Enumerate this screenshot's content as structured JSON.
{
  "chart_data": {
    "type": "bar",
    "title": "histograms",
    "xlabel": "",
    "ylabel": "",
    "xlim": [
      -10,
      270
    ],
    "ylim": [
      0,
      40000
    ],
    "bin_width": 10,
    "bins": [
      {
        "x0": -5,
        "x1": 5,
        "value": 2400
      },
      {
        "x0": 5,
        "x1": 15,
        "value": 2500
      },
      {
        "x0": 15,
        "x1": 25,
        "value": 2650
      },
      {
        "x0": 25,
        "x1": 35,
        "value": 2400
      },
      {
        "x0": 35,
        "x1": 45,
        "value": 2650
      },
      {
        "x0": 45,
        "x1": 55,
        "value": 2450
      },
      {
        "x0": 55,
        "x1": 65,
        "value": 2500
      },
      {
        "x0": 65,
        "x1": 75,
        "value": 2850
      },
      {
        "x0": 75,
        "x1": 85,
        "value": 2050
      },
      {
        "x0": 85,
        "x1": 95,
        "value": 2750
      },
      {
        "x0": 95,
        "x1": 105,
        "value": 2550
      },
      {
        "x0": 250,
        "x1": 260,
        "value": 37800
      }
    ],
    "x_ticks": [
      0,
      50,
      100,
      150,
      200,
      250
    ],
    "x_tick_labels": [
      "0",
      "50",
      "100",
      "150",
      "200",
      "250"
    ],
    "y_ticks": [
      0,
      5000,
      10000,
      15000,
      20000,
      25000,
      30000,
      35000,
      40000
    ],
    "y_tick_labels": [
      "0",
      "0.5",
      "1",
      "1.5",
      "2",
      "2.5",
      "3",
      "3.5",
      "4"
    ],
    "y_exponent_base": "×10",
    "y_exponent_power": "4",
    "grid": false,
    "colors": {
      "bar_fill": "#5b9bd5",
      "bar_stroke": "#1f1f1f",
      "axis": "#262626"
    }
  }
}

__________________________________________________

| Do this |
How many lines of these entries contain the string "value"? Reply with the number alone.

| Final answer |
12